Exercise aim: Show every line in the entries below where the word "this" appears.

Stored items from a collection
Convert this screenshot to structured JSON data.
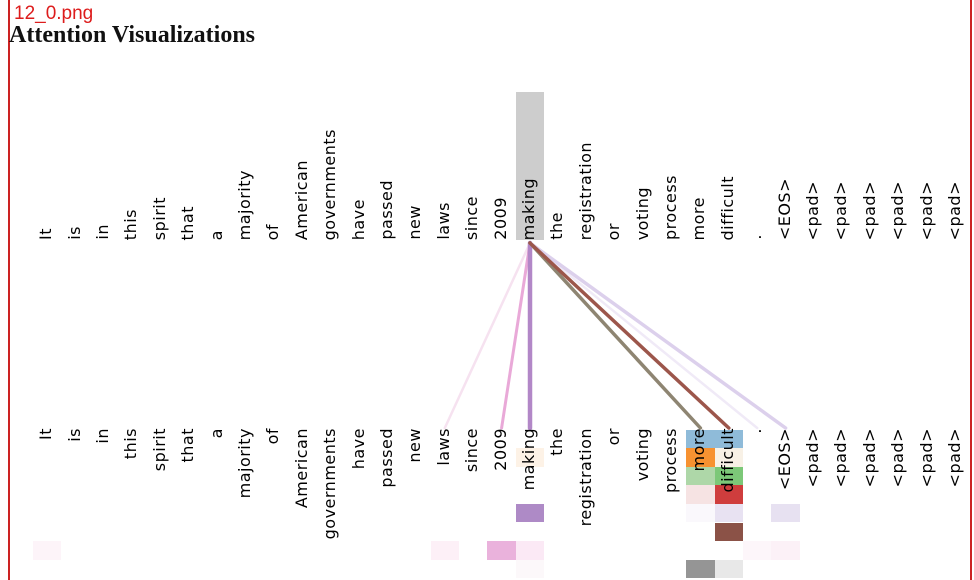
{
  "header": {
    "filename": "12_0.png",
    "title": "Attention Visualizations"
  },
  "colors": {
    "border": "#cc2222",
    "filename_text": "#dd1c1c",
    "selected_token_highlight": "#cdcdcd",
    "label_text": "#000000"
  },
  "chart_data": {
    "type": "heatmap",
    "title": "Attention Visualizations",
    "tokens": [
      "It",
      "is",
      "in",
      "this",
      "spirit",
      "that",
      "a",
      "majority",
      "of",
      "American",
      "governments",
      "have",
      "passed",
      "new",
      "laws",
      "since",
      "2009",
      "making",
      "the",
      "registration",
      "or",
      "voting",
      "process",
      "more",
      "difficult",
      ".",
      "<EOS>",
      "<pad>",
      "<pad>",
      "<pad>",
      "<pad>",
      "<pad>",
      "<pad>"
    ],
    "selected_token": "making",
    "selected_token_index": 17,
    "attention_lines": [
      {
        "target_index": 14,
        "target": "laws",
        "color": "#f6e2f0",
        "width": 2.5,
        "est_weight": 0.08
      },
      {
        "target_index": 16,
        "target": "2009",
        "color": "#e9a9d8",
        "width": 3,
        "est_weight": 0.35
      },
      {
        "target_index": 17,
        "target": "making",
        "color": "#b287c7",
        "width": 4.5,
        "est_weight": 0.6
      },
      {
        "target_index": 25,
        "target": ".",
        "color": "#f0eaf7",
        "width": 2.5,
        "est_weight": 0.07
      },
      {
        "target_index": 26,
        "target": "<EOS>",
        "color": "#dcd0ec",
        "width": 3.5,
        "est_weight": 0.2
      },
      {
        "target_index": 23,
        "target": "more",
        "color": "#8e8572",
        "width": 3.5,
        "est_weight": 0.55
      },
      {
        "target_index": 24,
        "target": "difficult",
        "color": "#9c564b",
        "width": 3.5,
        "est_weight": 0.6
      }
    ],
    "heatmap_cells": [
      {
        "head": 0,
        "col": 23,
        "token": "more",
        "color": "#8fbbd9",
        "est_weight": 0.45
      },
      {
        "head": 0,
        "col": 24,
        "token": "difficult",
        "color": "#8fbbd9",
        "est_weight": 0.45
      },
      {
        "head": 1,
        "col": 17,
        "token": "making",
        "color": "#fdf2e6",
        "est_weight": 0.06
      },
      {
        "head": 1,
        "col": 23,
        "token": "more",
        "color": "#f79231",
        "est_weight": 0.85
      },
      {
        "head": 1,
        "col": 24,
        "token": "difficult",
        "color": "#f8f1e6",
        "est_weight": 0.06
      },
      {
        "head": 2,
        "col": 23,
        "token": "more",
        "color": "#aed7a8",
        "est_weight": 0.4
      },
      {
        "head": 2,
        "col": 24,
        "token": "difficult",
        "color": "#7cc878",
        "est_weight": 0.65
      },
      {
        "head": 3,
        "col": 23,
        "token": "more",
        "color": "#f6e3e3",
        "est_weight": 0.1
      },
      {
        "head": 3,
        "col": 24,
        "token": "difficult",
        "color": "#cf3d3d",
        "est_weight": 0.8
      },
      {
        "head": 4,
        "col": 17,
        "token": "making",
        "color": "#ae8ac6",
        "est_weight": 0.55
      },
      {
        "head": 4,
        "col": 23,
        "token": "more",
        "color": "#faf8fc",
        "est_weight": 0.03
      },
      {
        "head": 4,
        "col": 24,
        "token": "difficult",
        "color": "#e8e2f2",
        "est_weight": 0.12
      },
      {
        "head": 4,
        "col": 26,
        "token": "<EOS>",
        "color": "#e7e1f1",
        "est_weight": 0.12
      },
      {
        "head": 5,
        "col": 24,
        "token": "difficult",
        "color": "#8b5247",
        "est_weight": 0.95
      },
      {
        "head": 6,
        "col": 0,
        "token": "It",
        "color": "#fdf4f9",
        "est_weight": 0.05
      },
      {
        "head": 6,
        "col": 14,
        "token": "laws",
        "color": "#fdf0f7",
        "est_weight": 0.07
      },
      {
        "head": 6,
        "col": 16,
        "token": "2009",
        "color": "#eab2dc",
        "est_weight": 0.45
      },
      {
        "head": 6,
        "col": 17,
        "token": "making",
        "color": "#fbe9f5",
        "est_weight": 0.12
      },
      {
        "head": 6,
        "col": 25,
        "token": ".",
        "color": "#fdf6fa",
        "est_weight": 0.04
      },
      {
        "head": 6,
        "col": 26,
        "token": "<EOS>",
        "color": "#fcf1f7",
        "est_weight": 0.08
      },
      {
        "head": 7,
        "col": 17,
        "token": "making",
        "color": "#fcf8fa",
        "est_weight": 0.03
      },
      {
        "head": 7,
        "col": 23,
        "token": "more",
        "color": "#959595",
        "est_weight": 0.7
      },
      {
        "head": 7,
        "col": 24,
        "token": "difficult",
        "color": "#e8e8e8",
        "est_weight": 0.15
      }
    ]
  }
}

---

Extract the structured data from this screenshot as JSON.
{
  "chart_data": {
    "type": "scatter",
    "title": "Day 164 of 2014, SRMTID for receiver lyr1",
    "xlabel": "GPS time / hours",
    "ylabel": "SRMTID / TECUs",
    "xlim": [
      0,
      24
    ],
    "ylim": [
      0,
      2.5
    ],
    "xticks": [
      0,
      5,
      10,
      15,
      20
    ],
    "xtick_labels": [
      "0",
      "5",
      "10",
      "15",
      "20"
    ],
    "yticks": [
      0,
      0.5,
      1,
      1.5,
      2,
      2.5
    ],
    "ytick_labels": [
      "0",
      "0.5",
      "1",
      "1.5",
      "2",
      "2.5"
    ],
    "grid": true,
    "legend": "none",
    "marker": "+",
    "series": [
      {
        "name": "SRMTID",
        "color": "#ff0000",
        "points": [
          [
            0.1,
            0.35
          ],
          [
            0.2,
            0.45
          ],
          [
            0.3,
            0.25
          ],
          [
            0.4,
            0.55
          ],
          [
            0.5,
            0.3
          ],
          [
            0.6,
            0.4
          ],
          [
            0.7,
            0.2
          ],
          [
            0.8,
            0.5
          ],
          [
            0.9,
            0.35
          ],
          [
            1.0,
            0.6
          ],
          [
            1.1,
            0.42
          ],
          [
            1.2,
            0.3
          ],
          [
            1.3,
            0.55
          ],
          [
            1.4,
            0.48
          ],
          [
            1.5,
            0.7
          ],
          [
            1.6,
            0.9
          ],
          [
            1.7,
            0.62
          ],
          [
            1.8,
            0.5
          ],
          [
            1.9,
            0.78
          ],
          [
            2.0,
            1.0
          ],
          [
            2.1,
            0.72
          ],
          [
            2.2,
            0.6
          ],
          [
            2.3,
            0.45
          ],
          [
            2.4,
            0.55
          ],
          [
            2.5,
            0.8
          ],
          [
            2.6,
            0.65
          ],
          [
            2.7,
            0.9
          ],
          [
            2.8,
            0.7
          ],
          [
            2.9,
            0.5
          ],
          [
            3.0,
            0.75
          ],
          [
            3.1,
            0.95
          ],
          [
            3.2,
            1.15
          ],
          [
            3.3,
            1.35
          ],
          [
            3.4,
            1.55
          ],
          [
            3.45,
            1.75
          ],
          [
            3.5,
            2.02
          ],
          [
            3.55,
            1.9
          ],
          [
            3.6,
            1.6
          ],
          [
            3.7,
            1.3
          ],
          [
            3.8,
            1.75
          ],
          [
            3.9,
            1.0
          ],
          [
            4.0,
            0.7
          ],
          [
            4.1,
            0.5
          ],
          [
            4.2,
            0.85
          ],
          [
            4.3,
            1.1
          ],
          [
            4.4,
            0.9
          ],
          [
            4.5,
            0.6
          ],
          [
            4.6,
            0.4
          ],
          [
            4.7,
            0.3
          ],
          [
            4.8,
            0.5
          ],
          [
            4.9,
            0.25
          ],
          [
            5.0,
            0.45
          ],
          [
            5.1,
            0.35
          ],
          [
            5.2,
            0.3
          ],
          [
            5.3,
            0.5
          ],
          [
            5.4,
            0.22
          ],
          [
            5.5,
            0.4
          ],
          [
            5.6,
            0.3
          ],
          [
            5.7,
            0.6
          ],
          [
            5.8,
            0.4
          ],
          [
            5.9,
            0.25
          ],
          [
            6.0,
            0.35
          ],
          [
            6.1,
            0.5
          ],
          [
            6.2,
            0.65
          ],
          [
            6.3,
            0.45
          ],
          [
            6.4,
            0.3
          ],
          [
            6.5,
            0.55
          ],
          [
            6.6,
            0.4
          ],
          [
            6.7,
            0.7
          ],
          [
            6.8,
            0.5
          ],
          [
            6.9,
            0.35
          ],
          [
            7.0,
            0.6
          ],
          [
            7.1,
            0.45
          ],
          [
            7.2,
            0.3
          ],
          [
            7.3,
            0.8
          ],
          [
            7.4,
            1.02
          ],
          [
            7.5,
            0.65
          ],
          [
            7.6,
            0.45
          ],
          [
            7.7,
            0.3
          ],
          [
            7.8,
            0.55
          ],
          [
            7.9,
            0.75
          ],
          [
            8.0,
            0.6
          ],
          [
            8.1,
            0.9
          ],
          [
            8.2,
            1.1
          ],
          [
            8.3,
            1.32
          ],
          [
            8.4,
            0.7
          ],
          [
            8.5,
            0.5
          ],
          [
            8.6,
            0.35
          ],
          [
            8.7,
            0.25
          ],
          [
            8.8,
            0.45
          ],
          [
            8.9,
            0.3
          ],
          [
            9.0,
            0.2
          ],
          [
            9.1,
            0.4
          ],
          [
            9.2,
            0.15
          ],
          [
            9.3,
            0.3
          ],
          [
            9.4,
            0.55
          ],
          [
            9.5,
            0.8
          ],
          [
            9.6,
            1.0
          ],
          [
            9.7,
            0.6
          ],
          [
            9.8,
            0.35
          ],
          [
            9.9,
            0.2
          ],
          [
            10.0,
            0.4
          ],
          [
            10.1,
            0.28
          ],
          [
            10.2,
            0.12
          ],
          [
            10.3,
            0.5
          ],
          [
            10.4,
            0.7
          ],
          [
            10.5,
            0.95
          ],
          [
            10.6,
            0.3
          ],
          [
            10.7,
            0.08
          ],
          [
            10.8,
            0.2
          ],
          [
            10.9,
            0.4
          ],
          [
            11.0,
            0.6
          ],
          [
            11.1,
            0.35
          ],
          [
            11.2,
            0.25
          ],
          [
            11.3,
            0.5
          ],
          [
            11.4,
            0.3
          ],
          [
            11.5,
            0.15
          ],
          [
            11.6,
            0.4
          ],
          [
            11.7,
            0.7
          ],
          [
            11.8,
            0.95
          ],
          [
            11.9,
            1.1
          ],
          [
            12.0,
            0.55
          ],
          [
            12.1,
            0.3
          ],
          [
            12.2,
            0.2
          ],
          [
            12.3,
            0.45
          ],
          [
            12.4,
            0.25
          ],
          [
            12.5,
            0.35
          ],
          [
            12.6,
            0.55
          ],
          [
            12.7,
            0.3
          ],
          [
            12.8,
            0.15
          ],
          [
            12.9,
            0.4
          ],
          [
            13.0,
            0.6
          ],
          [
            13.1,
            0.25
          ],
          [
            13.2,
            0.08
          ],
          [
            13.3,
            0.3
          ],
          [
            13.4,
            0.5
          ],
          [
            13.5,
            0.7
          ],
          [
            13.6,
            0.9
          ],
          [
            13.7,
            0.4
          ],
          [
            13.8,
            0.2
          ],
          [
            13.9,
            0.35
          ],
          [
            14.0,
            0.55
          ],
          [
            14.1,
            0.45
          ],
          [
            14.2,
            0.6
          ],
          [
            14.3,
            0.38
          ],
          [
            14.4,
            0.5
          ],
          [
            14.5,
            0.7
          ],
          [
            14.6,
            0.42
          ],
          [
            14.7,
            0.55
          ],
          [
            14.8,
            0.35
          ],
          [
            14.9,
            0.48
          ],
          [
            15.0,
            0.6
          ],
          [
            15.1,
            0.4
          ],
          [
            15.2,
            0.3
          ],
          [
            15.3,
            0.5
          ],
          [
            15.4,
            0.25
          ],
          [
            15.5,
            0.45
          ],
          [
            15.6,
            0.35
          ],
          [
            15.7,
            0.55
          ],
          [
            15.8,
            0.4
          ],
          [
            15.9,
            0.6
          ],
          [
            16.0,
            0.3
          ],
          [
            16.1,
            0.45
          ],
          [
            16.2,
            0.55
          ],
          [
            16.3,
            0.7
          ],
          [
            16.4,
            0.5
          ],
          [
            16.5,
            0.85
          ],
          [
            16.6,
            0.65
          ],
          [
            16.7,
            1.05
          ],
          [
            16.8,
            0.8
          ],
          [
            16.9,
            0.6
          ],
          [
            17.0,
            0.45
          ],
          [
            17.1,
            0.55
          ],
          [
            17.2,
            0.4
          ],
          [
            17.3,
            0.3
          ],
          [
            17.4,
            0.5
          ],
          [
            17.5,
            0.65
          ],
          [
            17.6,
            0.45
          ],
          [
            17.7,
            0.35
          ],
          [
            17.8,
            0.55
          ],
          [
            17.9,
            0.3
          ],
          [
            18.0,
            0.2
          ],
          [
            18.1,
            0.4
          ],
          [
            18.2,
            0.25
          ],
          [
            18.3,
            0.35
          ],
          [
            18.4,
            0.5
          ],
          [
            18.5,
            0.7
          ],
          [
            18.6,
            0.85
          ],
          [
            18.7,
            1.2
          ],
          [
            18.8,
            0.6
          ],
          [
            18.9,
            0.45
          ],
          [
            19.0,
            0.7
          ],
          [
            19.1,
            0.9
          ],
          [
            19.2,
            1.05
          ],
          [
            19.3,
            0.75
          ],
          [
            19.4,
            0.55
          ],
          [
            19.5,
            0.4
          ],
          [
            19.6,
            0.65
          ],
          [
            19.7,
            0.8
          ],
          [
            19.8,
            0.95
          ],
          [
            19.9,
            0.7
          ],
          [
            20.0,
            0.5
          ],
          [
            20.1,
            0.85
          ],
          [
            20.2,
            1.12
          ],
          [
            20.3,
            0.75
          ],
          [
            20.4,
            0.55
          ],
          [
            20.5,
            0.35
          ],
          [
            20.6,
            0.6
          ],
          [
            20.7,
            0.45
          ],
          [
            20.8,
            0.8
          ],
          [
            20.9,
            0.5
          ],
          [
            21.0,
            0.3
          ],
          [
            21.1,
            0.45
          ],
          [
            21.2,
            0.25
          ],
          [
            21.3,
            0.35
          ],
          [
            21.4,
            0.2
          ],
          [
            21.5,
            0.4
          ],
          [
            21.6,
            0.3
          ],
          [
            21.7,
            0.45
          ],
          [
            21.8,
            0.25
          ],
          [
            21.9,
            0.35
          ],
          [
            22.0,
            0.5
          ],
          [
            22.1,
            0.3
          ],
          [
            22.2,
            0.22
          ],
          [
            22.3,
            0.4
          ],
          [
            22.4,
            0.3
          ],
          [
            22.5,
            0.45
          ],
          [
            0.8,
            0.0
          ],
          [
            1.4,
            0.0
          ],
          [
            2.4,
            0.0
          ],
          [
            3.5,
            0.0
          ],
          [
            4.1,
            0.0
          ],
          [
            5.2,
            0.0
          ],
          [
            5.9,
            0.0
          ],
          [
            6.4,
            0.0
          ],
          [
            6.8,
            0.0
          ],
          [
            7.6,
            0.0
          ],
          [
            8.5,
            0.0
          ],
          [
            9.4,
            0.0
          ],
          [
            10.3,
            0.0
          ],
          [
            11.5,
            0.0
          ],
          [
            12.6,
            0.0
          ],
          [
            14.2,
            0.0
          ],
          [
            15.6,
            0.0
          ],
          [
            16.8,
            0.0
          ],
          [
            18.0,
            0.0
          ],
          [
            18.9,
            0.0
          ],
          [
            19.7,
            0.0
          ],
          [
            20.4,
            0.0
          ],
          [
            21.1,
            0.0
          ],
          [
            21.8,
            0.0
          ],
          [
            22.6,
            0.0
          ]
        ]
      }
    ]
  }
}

Response to the exercise:
Convert this screenshot to structured JSON data.
      "this",
Extract the structured data from this screenshot as JSON.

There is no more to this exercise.